Extract the records below word for word and ignore the images.

======== Data rows ========

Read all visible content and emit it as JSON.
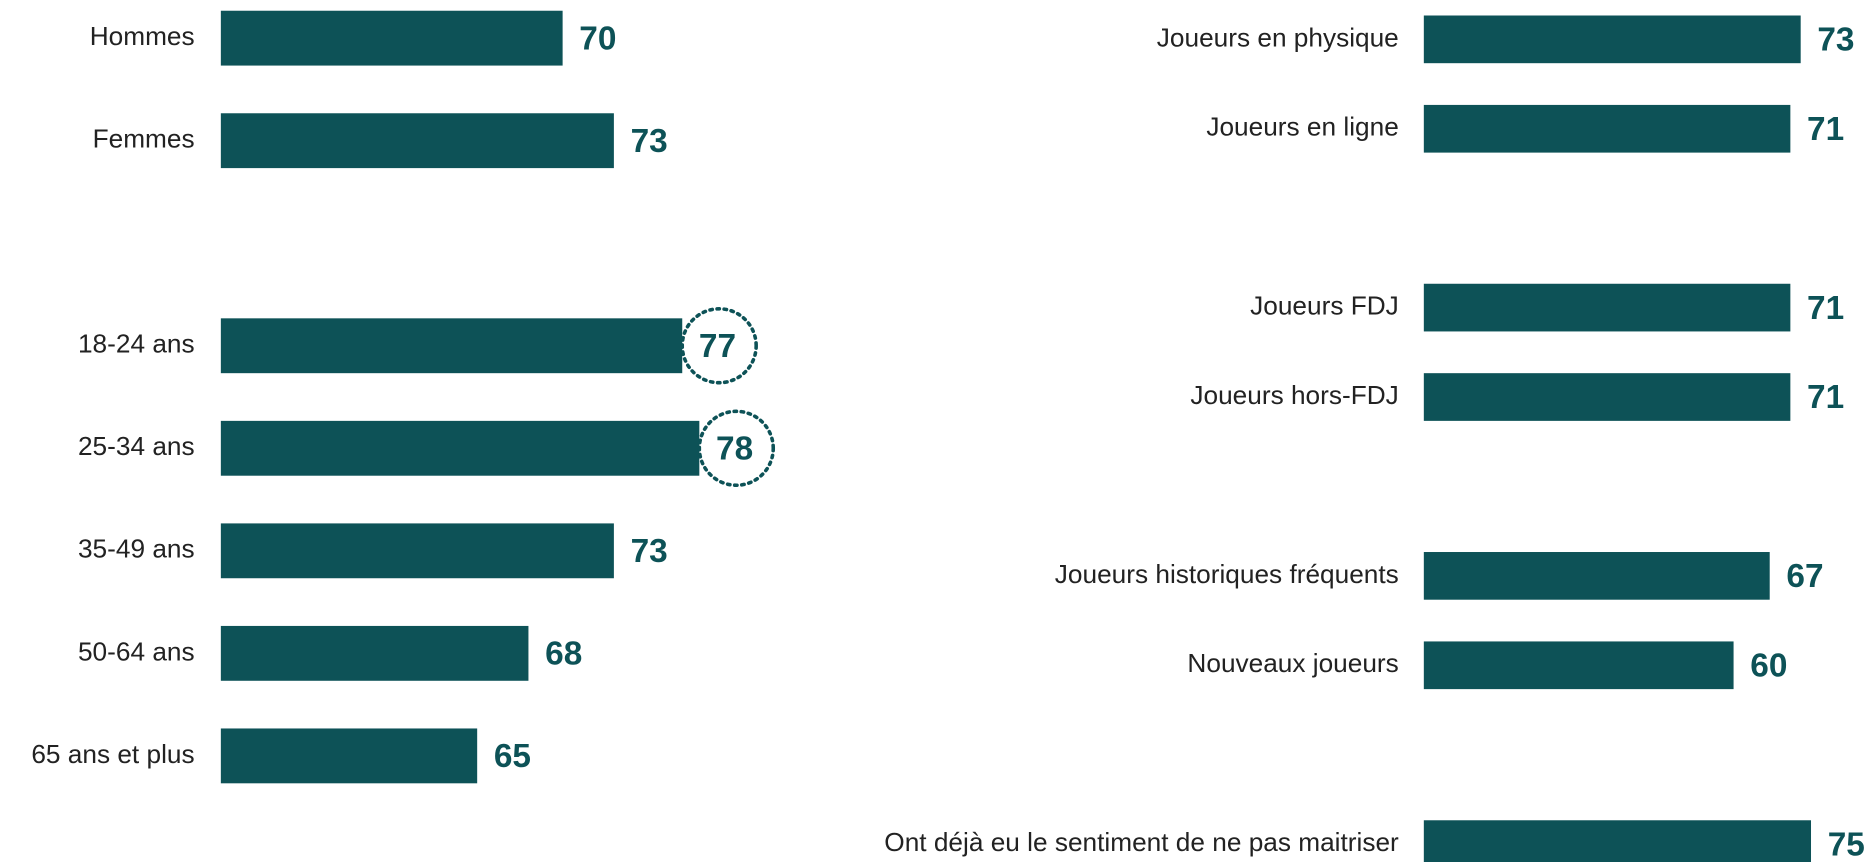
{
  "chart_data": [
    {
      "type": "bar",
      "orientation": "horizontal",
      "color": "#0d5257",
      "xlim": [
        50,
        80
      ],
      "groups": [
        {
          "categories": [
            "Hommes",
            "Femmes"
          ],
          "values": [
            70,
            73
          ]
        },
        {
          "categories": [
            "18-24 ans",
            "25-34 ans",
            "35-49 ans",
            "50-64 ans",
            "65 ans et plus"
          ],
          "values": [
            77,
            78,
            73,
            68,
            65
          ],
          "highlighted": [
            0,
            1
          ]
        }
      ]
    },
    {
      "type": "bar",
      "orientation": "horizontal",
      "color": "#0d5257",
      "xlim": [
        0,
        100
      ],
      "groups": [
        {
          "categories": [
            "Joueurs en physique",
            "Joueurs en ligne"
          ],
          "values": [
            73,
            71
          ]
        },
        {
          "categories": [
            "Joueurs FDJ",
            "Joueurs hors-FDJ"
          ],
          "values": [
            71,
            71
          ]
        },
        {
          "categories": [
            "Joueurs historiques fréquents",
            "Nouveaux joueurs"
          ],
          "values": [
            67,
            60
          ]
        },
        {
          "categories": [
            "Ont déjà eu le sentiment de ne pas maitriser"
          ],
          "values": [
            75
          ]
        }
      ]
    }
  ]
}
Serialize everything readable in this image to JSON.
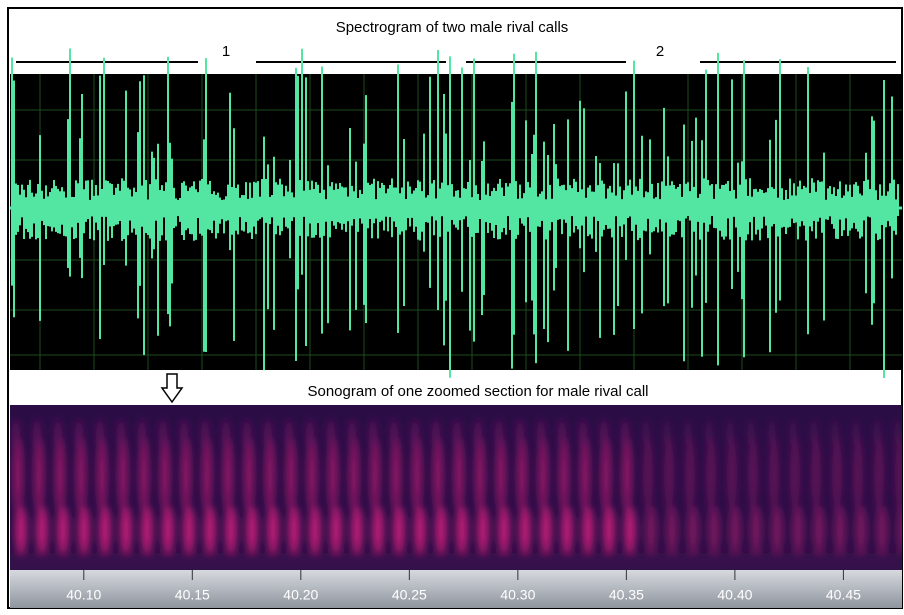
{
  "header": {
    "title": "Spectrogram of two male rival calls",
    "call_markers": [
      "1",
      "2"
    ]
  },
  "zoom_panel": {
    "title": "Sonogram of one zoomed section for male rival call"
  },
  "time_axis": {
    "xlim": [
      40.066,
      40.477
    ],
    "xticks": [
      {
        "value": 40.1,
        "label": "40.10"
      },
      {
        "value": 40.15,
        "label": "40.15"
      },
      {
        "value": 40.2,
        "label": "40.20"
      },
      {
        "value": 40.25,
        "label": "40.25"
      },
      {
        "value": 40.3,
        "label": "40.30"
      },
      {
        "value": 40.35,
        "label": "40.35"
      },
      {
        "value": 40.4,
        "label": "40.40"
      },
      {
        "value": 40.45,
        "label": "40.45"
      }
    ]
  }
}
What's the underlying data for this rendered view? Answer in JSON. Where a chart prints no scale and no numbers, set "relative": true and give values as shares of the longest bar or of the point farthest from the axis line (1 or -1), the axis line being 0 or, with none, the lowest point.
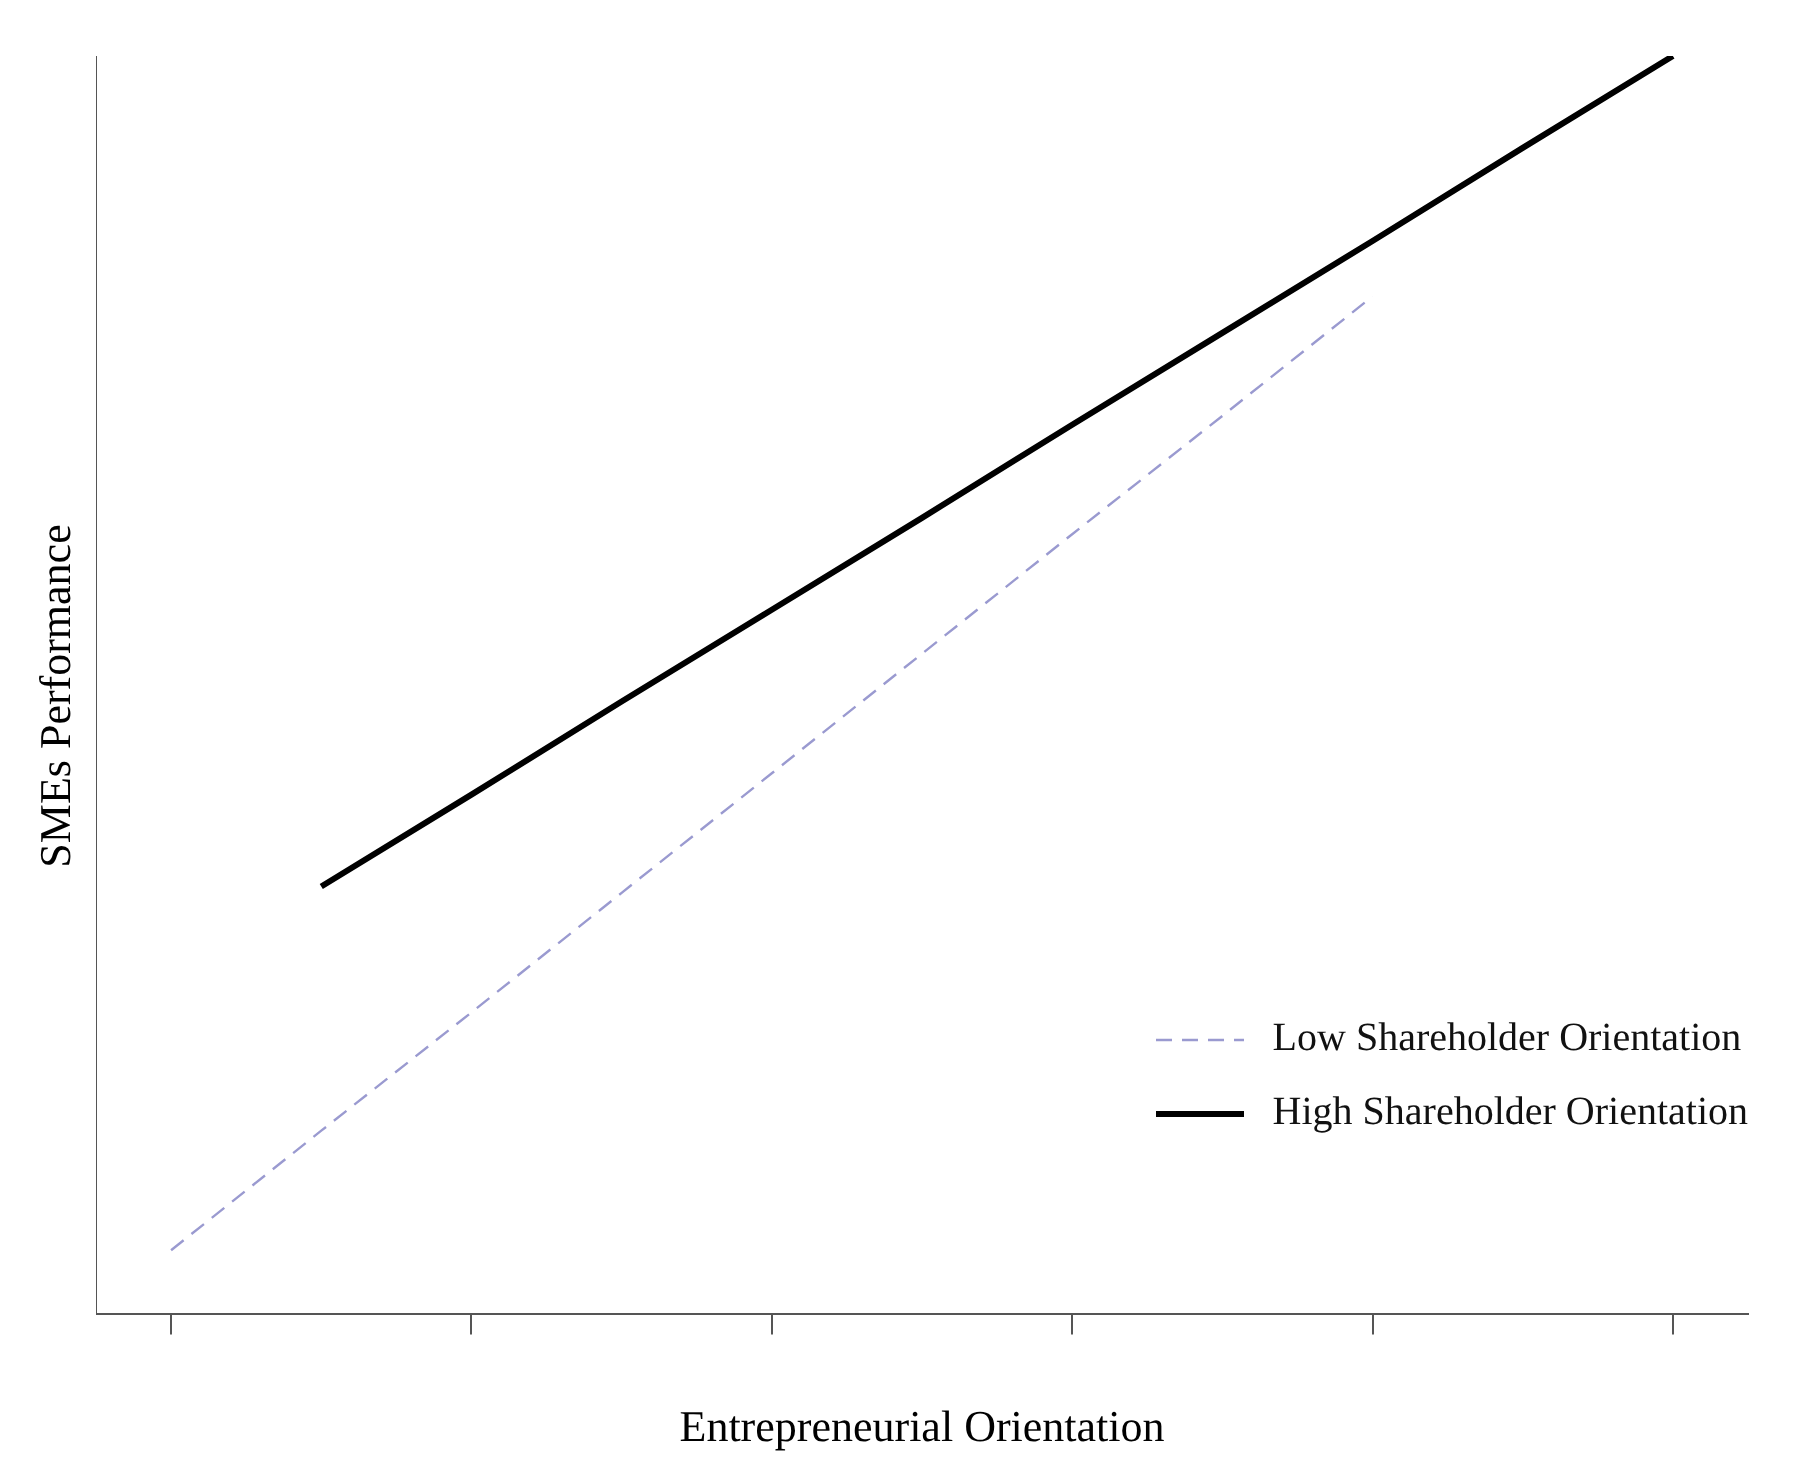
{
  "chart_data": {
    "type": "line",
    "relative": true,
    "xlabel": "Entrepreneurial Orientation",
    "ylabel": "SMEs Performance",
    "categories": [
      null,
      null,
      null,
      null,
      null,
      null,
      null,
      null,
      null,
      null,
      null
    ],
    "series": [
      {
        "name": "Low Shareholder Orientation",
        "color": "#9a9ad0",
        "line_style": "dashed",
        "values": [
          0.051,
          0.146,
          0.24,
          0.335,
          0.43,
          0.525,
          0.62,
          0.714,
          0.809,
          null,
          null
        ]
      },
      {
        "name": "High Shareholder Orientation",
        "color": "#000000",
        "line_style": "solid",
        "values": [
          null,
          0.34,
          0.413,
          0.487,
          0.56,
          0.633,
          0.707,
          0.78,
          0.853,
          0.927,
          1.0
        ]
      }
    ],
    "legend": "bottom right",
    "grid": false,
    "marker": "none"
  }
}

========

## Result:
Read all visible content and emit it as JSON.
{
  "chart_data": [
    {
      "type": "bar",
      "orientation": "horizontal",
      "color": "#0d5257",
      "xlim": [
        50,
        80
      ],
      "groups": [
        {
          "categories": [
            "Hommes",
            "Femmes"
          ],
          "values": [
            70,
            73
          ]
        },
        {
          "categories": [
            "18-24 ans",
            "25-34 ans",
            "35-49 ans",
            "50-64 ans",
            "65 ans et plus"
          ],
          "values": [
            77,
            78,
            73,
            68,
            65
          ],
          "highlighted": [
            0,
            1
          ]
        }
      ]
    },
    {
      "type": "bar",
      "orientation": "horizontal",
      "color": "#0d5257",
      "xlim": [
        0,
        100
      ],
      "groups": [
        {
          "categories": [
            "Joueurs en physique",
            "Joueurs en ligne"
          ],
          "values": [
            73,
            71
          ]
        },
        {
          "categories": [
            "Joueurs FDJ",
            "Joueurs hors-FDJ"
          ],
          "values": [
            71,
            71
          ]
        },
        {
          "categories": [
            "Joueurs historiques fréquents",
            "Nouveaux joueurs"
          ],
          "values": [
            67,
            60
          ]
        },
        {
          "categories": [
            "Ont déjà eu le sentiment de ne pas maitriser"
          ],
          "values": [
            75
          ]
        }
      ]
    }
  ]
}
Serialize everything readable in this image to JSON.
{
  "header": {
    "title": "Spectrogram of two male rival calls",
    "call_markers": [
      "1",
      "2"
    ]
  },
  "zoom_panel": {
    "title": "Sonogram of one zoomed section for male rival call"
  },
  "time_axis": {
    "xlim": [
      40.066,
      40.477
    ],
    "xticks": [
      {
        "value": 40.1,
        "label": "40.10"
      },
      {
        "value": 40.15,
        "label": "40.15"
      },
      {
        "value": 40.2,
        "label": "40.20"
      },
      {
        "value": 40.25,
        "label": "40.25"
      },
      {
        "value": 40.3,
        "label": "40.30"
      },
      {
        "value": 40.35,
        "label": "40.35"
      },
      {
        "value": 40.4,
        "label": "40.40"
      },
      {
        "value": 40.45,
        "label": "40.45"
      }
    ]
  }
}
What's the underlying data for this rendered view? Answer in JSON. Where a chart prints no scale and no numbers, set "relative": true and give values as shares of the longest bar or of the point farthest from the axis line (1 or -1), the axis line being 0 or, with none, the lowest point.
{
  "chart_data": {
    "type": "line",
    "relative": true,
    "xlabel": "Entrepreneurial Orientation",
    "ylabel": "SMEs Performance",
    "categories": [
      null,
      null,
      null,
      null,
      null,
      null,
      null,
      null,
      null,
      null,
      null
    ],
    "series": [
      {
        "name": "Low Shareholder Orientation",
        "color": "#9a9ad0",
        "line_style": "dashed",
        "values": [
          0.051,
          0.146,
          0.24,
          0.335,
          0.43,
          0.525,
          0.62,
          0.714,
          0.809,
          null,
          null
        ]
      },
      {
        "name": "High Shareholder Orientation",
        "color": "#000000",
        "line_style": "solid",
        "values": [
          null,
          0.34,
          0.413,
          0.487,
          0.56,
          0.633,
          0.707,
          0.78,
          0.853,
          0.927,
          1.0
        ]
      }
    ],
    "legend": "bottom right",
    "grid": false,
    "marker": "none"
  }
}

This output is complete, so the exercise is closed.